• [GIVEN TASK]: Show each line of the data below that has the string "Patrice" in it.

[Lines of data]
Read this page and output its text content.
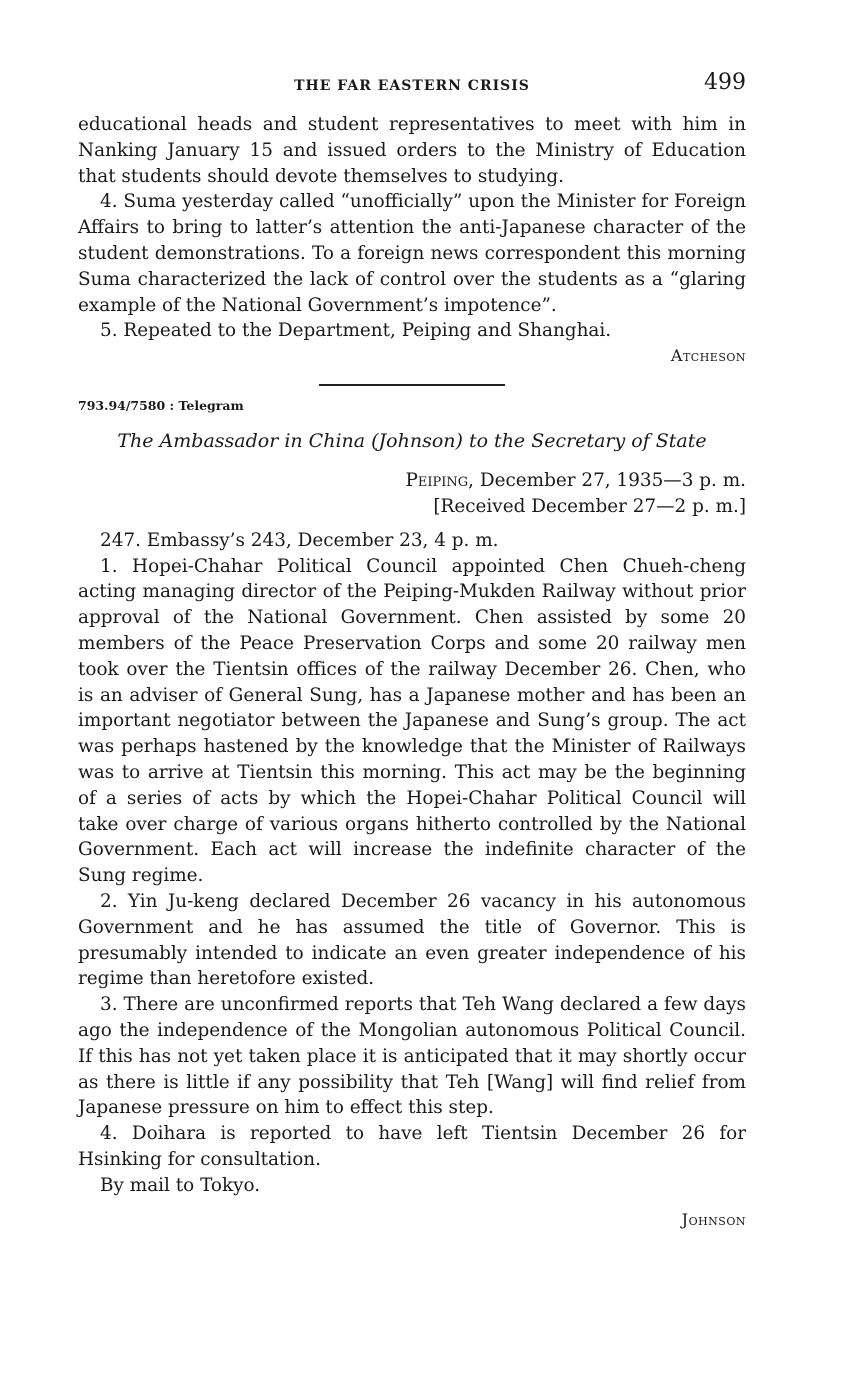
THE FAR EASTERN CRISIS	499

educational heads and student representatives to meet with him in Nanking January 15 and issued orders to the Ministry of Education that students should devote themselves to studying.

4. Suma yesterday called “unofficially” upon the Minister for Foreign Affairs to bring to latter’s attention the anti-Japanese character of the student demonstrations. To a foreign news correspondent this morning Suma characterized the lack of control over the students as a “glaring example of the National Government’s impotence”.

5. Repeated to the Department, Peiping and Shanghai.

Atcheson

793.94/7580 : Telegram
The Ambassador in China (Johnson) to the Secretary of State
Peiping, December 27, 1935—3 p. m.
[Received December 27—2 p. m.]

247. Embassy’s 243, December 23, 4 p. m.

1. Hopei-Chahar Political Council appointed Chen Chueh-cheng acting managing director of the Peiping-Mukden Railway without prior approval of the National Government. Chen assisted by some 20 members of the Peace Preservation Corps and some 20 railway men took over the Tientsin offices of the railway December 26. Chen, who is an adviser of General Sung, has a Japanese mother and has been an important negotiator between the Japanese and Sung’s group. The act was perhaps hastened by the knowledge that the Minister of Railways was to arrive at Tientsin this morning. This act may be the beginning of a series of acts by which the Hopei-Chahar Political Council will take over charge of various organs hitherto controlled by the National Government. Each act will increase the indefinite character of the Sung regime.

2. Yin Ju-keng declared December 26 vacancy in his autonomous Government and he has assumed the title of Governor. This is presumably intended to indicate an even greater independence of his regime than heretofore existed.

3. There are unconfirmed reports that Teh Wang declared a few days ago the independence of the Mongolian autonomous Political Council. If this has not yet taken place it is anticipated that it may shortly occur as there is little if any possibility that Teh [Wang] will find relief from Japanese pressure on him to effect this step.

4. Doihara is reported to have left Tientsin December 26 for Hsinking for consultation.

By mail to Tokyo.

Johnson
--
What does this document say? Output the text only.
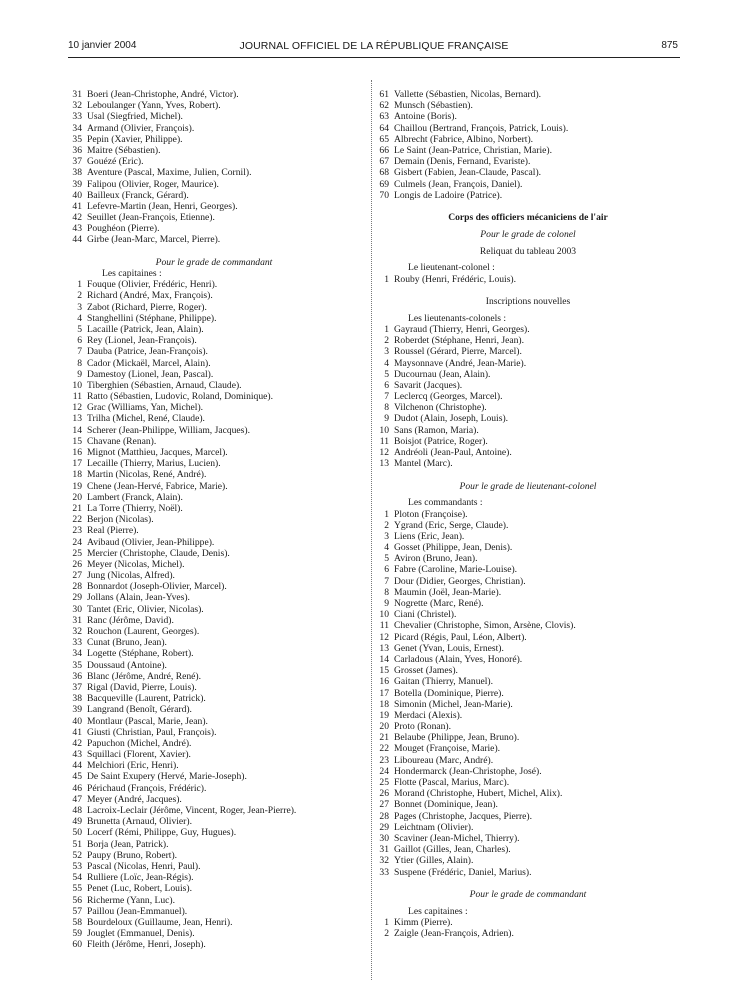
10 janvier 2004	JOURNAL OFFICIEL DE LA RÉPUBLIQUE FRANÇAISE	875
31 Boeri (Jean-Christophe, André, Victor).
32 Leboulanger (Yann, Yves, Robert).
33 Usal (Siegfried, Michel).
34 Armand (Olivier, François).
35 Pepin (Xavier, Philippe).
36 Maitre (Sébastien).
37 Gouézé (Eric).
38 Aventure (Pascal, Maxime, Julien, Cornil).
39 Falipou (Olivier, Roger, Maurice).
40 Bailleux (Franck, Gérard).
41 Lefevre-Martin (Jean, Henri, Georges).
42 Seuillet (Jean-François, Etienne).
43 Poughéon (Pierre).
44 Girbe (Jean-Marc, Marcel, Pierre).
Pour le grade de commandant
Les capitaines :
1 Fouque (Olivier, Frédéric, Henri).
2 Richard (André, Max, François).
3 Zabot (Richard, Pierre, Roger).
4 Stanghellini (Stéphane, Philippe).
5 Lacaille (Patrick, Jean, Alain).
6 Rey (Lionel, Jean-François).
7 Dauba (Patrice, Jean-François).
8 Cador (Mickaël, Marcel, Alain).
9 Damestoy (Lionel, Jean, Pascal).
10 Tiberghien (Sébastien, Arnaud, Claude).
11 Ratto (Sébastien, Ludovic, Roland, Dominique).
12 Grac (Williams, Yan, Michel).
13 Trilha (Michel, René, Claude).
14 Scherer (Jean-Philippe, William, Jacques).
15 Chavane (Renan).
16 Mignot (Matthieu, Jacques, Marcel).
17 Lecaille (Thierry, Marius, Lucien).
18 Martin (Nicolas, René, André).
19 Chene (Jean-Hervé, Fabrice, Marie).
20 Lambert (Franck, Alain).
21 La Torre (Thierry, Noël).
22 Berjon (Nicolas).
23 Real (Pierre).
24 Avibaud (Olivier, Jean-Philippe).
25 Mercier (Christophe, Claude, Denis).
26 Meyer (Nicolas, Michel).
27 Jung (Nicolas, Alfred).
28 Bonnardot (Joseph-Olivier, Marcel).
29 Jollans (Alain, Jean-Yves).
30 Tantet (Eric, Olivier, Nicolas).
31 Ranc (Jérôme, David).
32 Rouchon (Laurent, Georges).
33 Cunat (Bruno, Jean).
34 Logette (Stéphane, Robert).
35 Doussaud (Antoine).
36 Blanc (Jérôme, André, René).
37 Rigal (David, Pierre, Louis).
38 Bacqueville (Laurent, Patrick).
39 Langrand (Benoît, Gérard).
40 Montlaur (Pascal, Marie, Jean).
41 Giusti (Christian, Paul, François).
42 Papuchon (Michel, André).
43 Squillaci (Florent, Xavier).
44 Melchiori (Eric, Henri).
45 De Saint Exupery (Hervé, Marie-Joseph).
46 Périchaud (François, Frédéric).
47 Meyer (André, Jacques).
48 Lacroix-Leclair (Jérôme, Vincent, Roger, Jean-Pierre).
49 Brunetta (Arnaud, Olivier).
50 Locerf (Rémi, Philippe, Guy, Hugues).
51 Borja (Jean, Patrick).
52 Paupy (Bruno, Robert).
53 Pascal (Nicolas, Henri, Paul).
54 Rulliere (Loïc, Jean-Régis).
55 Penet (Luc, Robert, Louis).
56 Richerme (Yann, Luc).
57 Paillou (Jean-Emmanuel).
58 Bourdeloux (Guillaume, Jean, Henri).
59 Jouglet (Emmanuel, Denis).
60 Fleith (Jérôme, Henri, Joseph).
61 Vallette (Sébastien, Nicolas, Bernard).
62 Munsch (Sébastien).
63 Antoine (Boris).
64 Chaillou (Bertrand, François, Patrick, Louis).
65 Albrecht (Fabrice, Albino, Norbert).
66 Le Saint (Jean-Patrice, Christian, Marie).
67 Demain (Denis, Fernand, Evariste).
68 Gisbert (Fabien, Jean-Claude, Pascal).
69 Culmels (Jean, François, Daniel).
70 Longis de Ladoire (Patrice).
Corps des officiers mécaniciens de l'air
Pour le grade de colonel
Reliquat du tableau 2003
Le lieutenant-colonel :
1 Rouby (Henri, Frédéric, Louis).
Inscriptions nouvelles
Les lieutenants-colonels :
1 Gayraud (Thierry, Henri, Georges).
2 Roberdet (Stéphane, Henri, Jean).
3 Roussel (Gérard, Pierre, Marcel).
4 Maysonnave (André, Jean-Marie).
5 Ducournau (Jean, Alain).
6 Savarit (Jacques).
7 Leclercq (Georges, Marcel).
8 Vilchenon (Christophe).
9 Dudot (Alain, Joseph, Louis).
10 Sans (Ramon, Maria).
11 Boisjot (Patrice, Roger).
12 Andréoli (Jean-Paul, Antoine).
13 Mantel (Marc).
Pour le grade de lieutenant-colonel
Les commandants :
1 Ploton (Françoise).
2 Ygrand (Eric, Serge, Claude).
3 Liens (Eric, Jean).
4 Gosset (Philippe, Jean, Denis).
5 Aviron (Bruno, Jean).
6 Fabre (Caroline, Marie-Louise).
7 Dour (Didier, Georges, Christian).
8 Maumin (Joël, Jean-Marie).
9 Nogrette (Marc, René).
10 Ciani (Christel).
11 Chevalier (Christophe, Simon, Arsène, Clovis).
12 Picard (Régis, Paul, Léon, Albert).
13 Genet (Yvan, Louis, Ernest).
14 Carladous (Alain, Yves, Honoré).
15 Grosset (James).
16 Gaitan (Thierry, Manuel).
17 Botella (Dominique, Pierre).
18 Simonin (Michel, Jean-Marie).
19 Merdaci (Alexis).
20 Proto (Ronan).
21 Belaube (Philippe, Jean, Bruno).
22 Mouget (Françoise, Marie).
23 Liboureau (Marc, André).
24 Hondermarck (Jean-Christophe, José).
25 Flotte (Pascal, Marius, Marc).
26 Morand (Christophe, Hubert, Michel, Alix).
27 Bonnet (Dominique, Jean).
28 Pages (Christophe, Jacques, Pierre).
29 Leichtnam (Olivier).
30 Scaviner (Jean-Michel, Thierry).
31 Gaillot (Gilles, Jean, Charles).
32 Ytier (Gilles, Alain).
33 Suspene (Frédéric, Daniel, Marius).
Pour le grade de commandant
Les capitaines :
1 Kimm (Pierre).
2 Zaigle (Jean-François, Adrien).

• [OUTPUT FOR THIS TASK]:
7 Dauba (Patrice, Jean-François).
66 Le Saint (Jean-Patrice, Christian, Marie).
70 Longis de Ladoire (Patrice).
11 Boisjot (Patrice, Roger).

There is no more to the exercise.